> [Requirement]: Your task is to quote the material that follows, in full and exactly.

START Data entries

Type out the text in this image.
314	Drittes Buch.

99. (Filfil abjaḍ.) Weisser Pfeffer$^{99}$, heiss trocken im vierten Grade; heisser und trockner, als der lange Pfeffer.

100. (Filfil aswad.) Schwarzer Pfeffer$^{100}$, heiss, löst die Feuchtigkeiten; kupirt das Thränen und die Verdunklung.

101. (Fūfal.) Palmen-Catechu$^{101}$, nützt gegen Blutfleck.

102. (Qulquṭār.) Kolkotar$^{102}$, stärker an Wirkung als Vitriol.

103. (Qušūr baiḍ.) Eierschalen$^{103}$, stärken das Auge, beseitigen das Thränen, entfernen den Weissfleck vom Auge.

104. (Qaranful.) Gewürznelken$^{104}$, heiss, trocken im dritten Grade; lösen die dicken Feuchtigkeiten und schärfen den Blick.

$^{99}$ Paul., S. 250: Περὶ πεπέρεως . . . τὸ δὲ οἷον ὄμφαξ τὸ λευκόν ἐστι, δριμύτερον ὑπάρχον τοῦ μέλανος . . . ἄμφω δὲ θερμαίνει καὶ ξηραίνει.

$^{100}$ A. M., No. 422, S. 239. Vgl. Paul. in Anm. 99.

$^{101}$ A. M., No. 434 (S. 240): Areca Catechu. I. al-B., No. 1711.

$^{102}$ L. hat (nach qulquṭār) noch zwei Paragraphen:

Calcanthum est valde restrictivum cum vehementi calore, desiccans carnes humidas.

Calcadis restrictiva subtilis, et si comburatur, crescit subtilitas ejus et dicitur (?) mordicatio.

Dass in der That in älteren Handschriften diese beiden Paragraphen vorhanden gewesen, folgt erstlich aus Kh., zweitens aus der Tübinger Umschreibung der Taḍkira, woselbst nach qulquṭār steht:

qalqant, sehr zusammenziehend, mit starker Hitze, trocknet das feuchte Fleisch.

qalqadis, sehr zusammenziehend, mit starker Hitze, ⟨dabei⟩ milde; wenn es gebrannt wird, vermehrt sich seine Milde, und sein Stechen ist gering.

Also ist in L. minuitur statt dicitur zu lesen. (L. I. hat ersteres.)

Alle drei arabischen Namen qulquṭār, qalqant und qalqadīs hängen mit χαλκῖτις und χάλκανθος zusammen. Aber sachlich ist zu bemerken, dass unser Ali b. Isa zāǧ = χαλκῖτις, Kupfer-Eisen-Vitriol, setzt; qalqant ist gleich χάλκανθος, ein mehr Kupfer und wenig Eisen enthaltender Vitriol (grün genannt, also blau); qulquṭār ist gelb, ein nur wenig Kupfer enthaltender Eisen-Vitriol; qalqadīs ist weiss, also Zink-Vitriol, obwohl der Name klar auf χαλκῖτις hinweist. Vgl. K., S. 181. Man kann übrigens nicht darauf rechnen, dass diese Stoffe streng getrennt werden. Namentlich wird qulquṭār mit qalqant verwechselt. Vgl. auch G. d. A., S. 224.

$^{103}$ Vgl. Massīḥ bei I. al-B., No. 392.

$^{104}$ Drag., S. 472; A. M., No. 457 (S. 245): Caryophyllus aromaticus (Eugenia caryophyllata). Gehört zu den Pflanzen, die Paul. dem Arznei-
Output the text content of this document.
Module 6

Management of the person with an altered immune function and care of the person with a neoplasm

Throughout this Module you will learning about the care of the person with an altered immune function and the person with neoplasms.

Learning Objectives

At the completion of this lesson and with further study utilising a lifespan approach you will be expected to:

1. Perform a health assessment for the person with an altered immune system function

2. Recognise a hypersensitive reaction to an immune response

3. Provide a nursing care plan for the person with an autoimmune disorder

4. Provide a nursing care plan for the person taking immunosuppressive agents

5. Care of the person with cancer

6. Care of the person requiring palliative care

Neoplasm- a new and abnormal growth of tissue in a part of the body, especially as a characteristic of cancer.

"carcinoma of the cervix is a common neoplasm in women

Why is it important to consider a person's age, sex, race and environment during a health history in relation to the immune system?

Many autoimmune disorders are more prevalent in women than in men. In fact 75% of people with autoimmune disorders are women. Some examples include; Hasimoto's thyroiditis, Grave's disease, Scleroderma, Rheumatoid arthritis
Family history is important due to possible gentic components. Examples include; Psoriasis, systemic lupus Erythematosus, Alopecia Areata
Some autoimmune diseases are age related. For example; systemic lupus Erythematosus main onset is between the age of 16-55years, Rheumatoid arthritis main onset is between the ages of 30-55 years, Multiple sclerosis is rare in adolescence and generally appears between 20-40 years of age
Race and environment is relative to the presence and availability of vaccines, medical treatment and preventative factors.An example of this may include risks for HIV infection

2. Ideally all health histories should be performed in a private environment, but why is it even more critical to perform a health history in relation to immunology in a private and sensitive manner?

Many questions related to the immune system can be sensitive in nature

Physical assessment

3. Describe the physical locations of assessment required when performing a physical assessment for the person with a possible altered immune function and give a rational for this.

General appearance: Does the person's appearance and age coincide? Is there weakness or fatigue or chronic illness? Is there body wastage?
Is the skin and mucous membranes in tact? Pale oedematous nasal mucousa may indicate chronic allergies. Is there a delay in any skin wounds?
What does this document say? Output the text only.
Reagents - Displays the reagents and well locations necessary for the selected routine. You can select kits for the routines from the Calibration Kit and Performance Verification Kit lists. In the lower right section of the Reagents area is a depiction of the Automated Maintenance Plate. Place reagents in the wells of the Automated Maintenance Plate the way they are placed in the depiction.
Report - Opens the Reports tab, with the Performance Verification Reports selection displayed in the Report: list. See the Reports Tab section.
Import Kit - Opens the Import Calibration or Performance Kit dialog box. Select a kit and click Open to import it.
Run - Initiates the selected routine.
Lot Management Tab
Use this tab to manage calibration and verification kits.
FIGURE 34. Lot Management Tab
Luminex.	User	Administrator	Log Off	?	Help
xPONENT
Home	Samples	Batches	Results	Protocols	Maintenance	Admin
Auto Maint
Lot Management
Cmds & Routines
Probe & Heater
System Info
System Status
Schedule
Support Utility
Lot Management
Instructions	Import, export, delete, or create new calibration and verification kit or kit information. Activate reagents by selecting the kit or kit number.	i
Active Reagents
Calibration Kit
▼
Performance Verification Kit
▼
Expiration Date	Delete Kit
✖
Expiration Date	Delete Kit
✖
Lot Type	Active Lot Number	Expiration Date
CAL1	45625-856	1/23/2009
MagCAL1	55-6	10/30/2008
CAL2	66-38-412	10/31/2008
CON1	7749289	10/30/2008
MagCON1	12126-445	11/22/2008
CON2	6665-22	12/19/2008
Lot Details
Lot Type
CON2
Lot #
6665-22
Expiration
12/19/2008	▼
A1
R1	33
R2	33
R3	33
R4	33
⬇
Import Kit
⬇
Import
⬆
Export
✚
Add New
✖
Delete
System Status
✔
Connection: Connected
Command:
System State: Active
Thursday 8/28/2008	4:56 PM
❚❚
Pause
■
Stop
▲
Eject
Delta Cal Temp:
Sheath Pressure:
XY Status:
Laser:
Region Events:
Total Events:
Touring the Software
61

END Data entries

> [Solution to the exercise]:
Type out the text in this image.
314	Drittes Buch.

99. (Filfil abjaḍ.) Weisser Pfeffer$^{99}$, heiss trocken im vierten Grade; heisser und trockner, als der lange Pfeffer.

100. (Filfil aswad.) Schwarzer Pfeffer$^{100}$, heiss, löst die Feuchtigkeiten; kupirt das Thränen und die Verdunklung.

101. (Fūfal.) Palmen-Catechu$^{101}$, nützt gegen Blutfleck.

102. (Qulquṭār.) Kolkotar$^{102}$, stärker an Wirkung als Vitriol.

103. (Qušūr baiḍ.) Eierschalen$^{103}$, stärken das Auge, beseitigen das Thränen, entfernen den Weissfleck vom Auge.

104. (Qaranful.) Gewürznelken$^{104}$, heiss, trocken im dritten Grade; lösen die dicken Feuchtigkeiten und schärfen den Blick.

$^{99}$ Paul., S. 250: Περὶ πεπέρεως . . . τὸ δὲ οἷον ὄμφαξ τὸ λευκόν ἐστι, δριμύτερον ὑπάρχον τοῦ μέλανος . . . ἄμφω δὲ θερμαίνει καὶ ξηραίνει.

$^{100}$ A. M., No. 422, S. 239. Vgl. Paul. in Anm. 99.

$^{101}$ A. M., No. 434 (S. 240): Areca Catechu. I. al-B., No. 1711.

$^{102}$ L. hat (nach qulquṭār) noch zwei Paragraphen:

Calcanthum est valde restrictivum cum vehementi calore, desiccans carnes humidas.

Calcadis restrictiva subtilis, et si comburatur, crescit subtilitas ejus et dicitur (?) mordicatio.

Dass in der That in älteren Handschriften diese beiden Paragraphen vorhanden gewesen, folgt erstlich aus Kh., zweitens aus der Tübinger Umschreibung der Taḍkira, woselbst nach qulquṭār steht:

qalqant, sehr zusammenziehend, mit starker Hitze, trocknet das feuchte Fleisch.

qalqadis, sehr zusammenziehend, mit starker Hitze, ⟨dabei⟩ milde; wenn es gebrannt wird, vermehrt sich seine Milde, und sein Stechen ist gering.

Also ist in L. minuitur statt dicitur zu lesen. (L. I. hat ersteres.)

Alle drei arabischen Namen qulquṭār, qalqant und qalqadīs hängen mit χαλκῖτις und χάλκανθος zusammen. Aber sachlich ist zu bemerken, dass unser Ali b. Isa zāǧ = χαλκῖτις, Kupfer-Eisen-Vitriol, setzt; qalqant ist gleich χάλκανθος, ein mehr Kupfer und wenig Eisen enthaltender Vitriol (grün genannt, also blau); qulquṭār ist gelb, ein nur wenig Kupfer enthaltender Eisen-Vitriol; qalqadīs ist weiss, also Zink-Vitriol, obwohl der Name klar auf χαλκῖτις hinweist. Vgl. K., S. 181. Man kann übrigens nicht darauf rechnen, dass diese Stoffe streng getrennt werden. Namentlich wird qulquṭār mit qalqant verwechselt. Vgl. auch G. d. A., S. 224.

$^{103}$ Vgl. Massīḥ bei I. al-B., No. 392.

$^{104}$ Drag., S. 472; A. M., No. 457 (S. 245): Caryophyllus aromaticus (Eugenia caryophyllata). Gehört zu den Pflanzen, die Paul. dem Arznei-
Output the text content of this document.
Module 6

Management of the person with an altered immune function and care of the person with a neoplasm

Throughout this Module you will learning about the care of the person with an altered immune function and the person with neoplasms.

Learning Objectives

At the completion of this lesson and with further study utilising a lifespan approach you will be expected to:

1. Perform a health assessment for the person with an altered immune system function

2. Recognise a hypersensitive reaction to an immune response

3. Provide a nursing care plan for the person with an autoimmune disorder

4. Provide a nursing care plan for the person taking immunosuppressive agents

5. Care of the person with cancer

6. Care of the person requiring palliative care

Neoplasm- a new and abnormal growth of tissue in a part of the body, especially as a characteristic of cancer.

"carcinoma of the cervix is a common neoplasm in women

Why is it important to consider a person's age, sex, race and environment during a health history in relation to the immune system?

Many autoimmune disorders are more prevalent in women than in men. In fact 75% of people with autoimmune disorders are women. Some examples include; Hasimoto's thyroiditis, Grave's disease, Scleroderma, Rheumatoid arthritis
Family history is important due to possible gentic components. Examples include; Psoriasis, systemic lupus Erythematosus, Alopecia Areata
Some autoimmune diseases are age related. For example; systemic lupus Erythematosus main onset is between the age of 16-55years, Rheumatoid arthritis main onset is between the ages of 30-55 years, Multiple sclerosis is rare in adolescence and generally appears between 20-40 years of age
Race and environment is relative to the presence and availability of vaccines, medical treatment and preventative factors.An example of this may include risks for HIV infection

2. Ideally all health histories should be performed in a private environment, but why is it even more critical to perform a health history in relation to immunology in a private and sensitive manner?

Many questions related to the immune system can be sensitive in nature

Physical assessment

3. Describe the physical locations of assessment required when performing a physical assessment for the person with a possible altered immune function and give a rational for this.

General appearance: Does the person's appearance and age coincide? Is there weakness or fatigue or chronic illness? Is there body wastage?
Is the skin and mucous membranes in tact? Pale oedematous nasal mucousa may indicate chronic allergies. Is there a delay in any skin wounds?
What does this document say? Output the text only.
Reagents - Displays the reagents and well locations necessary for the selected routine. You can select kits for the routines from the Calibration Kit and Performance Verification Kit lists. In the lower right section of the Reagents area is a depiction of the Automated Maintenance Plate. Place reagents in the wells of the Automated Maintenance Plate the way they are placed in the depiction.
Report - Opens the Reports tab, with the Performance Verification Reports selection displayed in the Report: list. See the Reports Tab section.
Import Kit - Opens the Import Calibration or Performance Kit dialog box. Select a kit and click Open to import it.
Run - Initiates the selected routine.
Lot Management Tab
Use this tab to manage calibration and verification kits.
FIGURE 34. Lot Management Tab
Luminex.	User	Administrator	Log Off	?	Help
xPONENT
Home	Samples	Batches	Results	Protocols	Maintenance	Admin
Auto Maint
Lot Management
Cmds & Routines
Probe & Heater
System Info
System Status
Schedule
Support Utility
Lot Management
Instructions	Import, export, delete, or create new calibration and verification kit or kit information. Activate reagents by selecting the kit or kit number.	i
Active Reagents
Calibration Kit
▼
Performance Verification Kit
▼
Expiration Date	Delete Kit
✖
Expiration Date	Delete Kit
✖
Lot Type	Active Lot Number	Expiration Date
CAL1	45625-856	1/23/2009
MagCAL1	55-6	10/30/2008
CAL2	66-38-412	10/31/2008
CON1	7749289	10/30/2008
MagCON1	12126-445	11/22/2008
CON2	6665-22	12/19/2008
Lot Details
Lot Type
CON2
Lot #
6665-22
Expiration
12/19/2008	▼
A1
R1	33
R2	33
R3	33
R4	33
⬇
Import Kit
⬇
Import
⬆
Export
✚
Add New
✖
Delete
System Status
✔
Connection: Connected
Command:
System State: Active
Thursday 8/28/2008	4:56 PM
❚❚
Pause
■
Stop
▲
Eject
Delta Cal Temp:
Sheath Pressure:
XY Status:
Laser:
Region Events:
Total Events:
Touring the Software
61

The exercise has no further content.